DATA FOR PROCESSING:

(begin)

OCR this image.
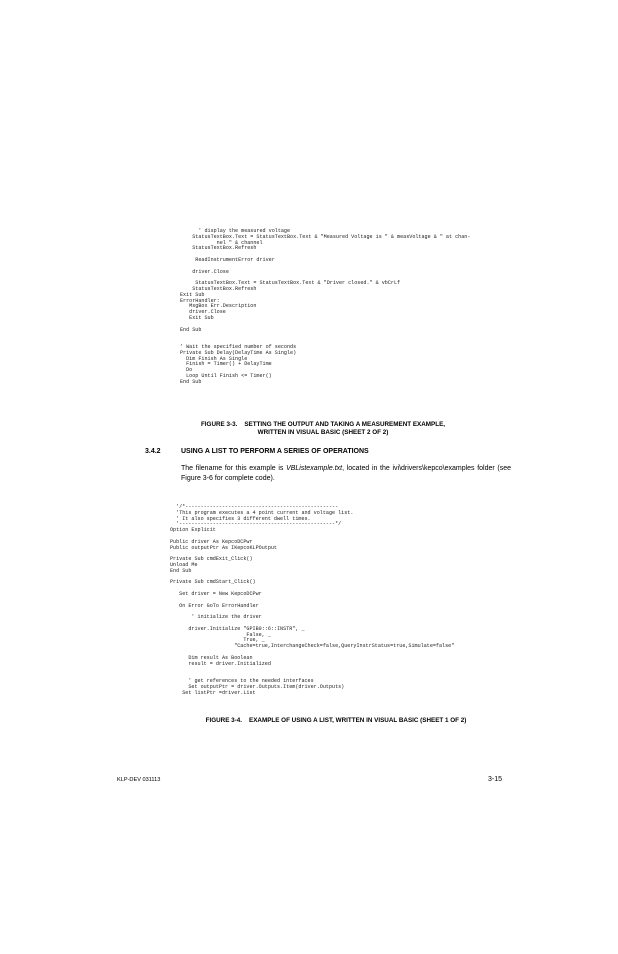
' display the measured voltage
StatusTextBox.Text = StatusTextBox.Text & "Measured Voltage is " & measVoltage & " at chan-
nel " & channel
StatusTextBox.Refresh

ReadInstrumentError driver

driver.Close

StatusTextBox.Text = StatusTextBox.Text & "Driver closed." & vbCrLf
StatusTextBox.Refresh
Exit Sub
ErrorHandler:
MsgBox Err.Description
driver.Close
Exit Sub

End Sub

' Wait the specified number of seconds
Private Sub Delay(DelayTime As Single)
Dim Finish As Single
Finish = Timer() + DelayTime
Do
Loop Until Finish <= Timer()
End Sub
FIGURE 3-3.    SETTING THE OUTPUT AND TAKING A MEASUREMENT EXAMPLE,
WRITTEN IN VISUAL BASIC (SHEET 2 OF 2)
3.4.2	USING A LIST TO PERFORM A SERIES OF OPERATIONS

The filename for this example is VBListexample.txt, located in the ivi\drivers\kepco\examples folder (see Figure 3-6 for complete code).

'/*--------------------------------------------------
'This program executes a 4 point current and voltage list.
' It also specifies 3 different dwell times.
'---------------------------------------------------*/
Option Explicit

Public driver As KepcoDCPwr
Public outputPtr As IKepcoKLPOutput

Private Sub cmdExit_Click()
Unload Me
End Sub

Private Sub cmdStart_Click()

Set driver = New KepcoDCPwr

On Error GoTo ErrorHandler

' initialize the driver

driver.Initialize "GPIB0::6::INSTR", _
False, _
True, _
"Cache=true,InterchangeCheck=false,QueryInstrStatus=true,Simulate=false"

Dim result As Boolean
result = driver.Initialized

' get references to the needed interfaces
Set outputPtr = driver.Outputs.Item(driver.Outputs)
Set listPtr =driver.List
FIGURE 3-4.    EXAMPLE OF USING A LIST, WRITTEN IN VISUAL BASIC (SHEET 1 OF 2)
KLP-DEV 031113	3-15
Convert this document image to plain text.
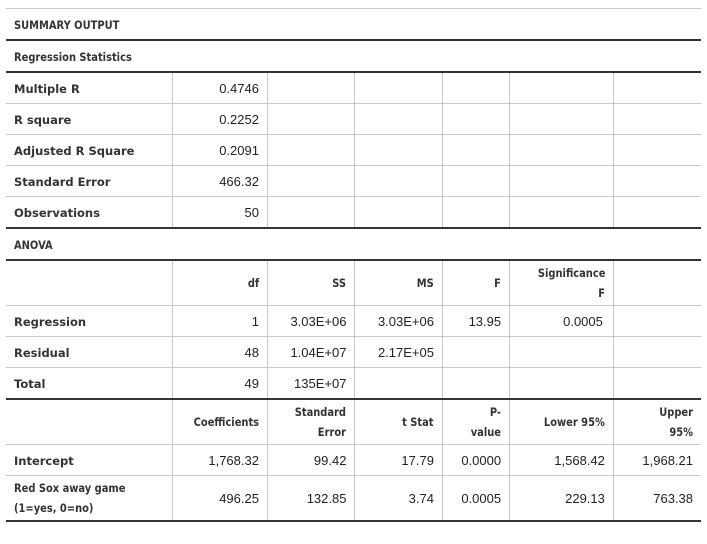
SUMMARY OUTPUT						
Regression Statistics						
Multiple R	0.4746					
R square	0.2252					
Adjusted R Square	0.2091					
Standard Error	466.32					
Observations	50					
ANOVA						
	df	SS	MS	F	Significance F	
Regression	1	3.03E+06	3.03E+06	13.95	0.0005	
Residual	48	1.04E+07	2.17E+05			
Total	49	135E+07				
	Coefficients	Standard Error	t Stat	P-value	Lower 95%	Upper 95%
Intercept	1,768.32	99.42	17.79	0.0000	1,568.42	1,968.21
Red Sox away game (1=yes, 0=no)	496.25	132.85	3.74	0.0005	229.13	763.38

(end)

PROBLEM STATEMENT: Every line of the data should be copied as it stands, without the images.

TASK ANSWER:
OCR this image.
' display the measured voltage
StatusTextBox.Text = StatusTextBox.Text & "Measured Voltage is " & measVoltage & " at chan-
nel " & channel
StatusTextBox.Refresh

ReadInstrumentError driver

driver.Close

StatusTextBox.Text = StatusTextBox.Text & "Driver closed." & vbCrLf
StatusTextBox.Refresh
Exit Sub
ErrorHandler:
MsgBox Err.Description
driver.Close
Exit Sub

End Sub

' Wait the specified number of seconds
Private Sub Delay(DelayTime As Single)
Dim Finish As Single
Finish = Timer() + DelayTime
Do
Loop Until Finish <= Timer()
End Sub
FIGURE 3-3.    SETTING THE OUTPUT AND TAKING A MEASUREMENT EXAMPLE,
WRITTEN IN VISUAL BASIC (SHEET 2 OF 2)
3.4.2	USING A LIST TO PERFORM A SERIES OF OPERATIONS

The filename for this example is VBListexample.txt, located in the ivi\drivers\kepco\examples folder (see Figure 3-6 for complete code).

'/*--------------------------------------------------
'This program executes a 4 point current and voltage list.
' It also specifies 3 different dwell times.
'---------------------------------------------------*/
Option Explicit

Public driver As KepcoDCPwr
Public outputPtr As IKepcoKLPOutput

Private Sub cmdExit_Click()
Unload Me
End Sub

Private Sub cmdStart_Click()

Set driver = New KepcoDCPwr

On Error GoTo ErrorHandler

' initialize the driver

driver.Initialize "GPIB0::6::INSTR", _
False, _
True, _
"Cache=true,InterchangeCheck=false,QueryInstrStatus=true,Simulate=false"

Dim result As Boolean
result = driver.Initialized

' get references to the needed interfaces
Set outputPtr = driver.Outputs.Item(driver.Outputs)
Set listPtr =driver.List
FIGURE 3-4.    EXAMPLE OF USING A LIST, WRITTEN IN VISUAL BASIC (SHEET 1 OF 2)
KLP-DEV 031113	3-15
Convert this document image to plain text.
SUMMARY OUTPUT						
Regression Statistics						
Multiple R	0.4746					
R square	0.2252					
Adjusted R Square	0.2091					
Standard Error	466.32					
Observations	50					
ANOVA						
	df	SS	MS	F	Significance F	
Regression	1	3.03E+06	3.03E+06	13.95	0.0005	
Residual	48	1.04E+07	2.17E+05			
Total	49	135E+07				
	Coefficients	Standard Error	t Stat	P-value	Lower 95%	Upper 95%
Intercept	1,768.32	99.42	17.79	0.0000	1,568.42	1,968.21
Red Sox away game (1=yes, 0=no)	496.25	132.85	3.74	0.0005	229.13	763.38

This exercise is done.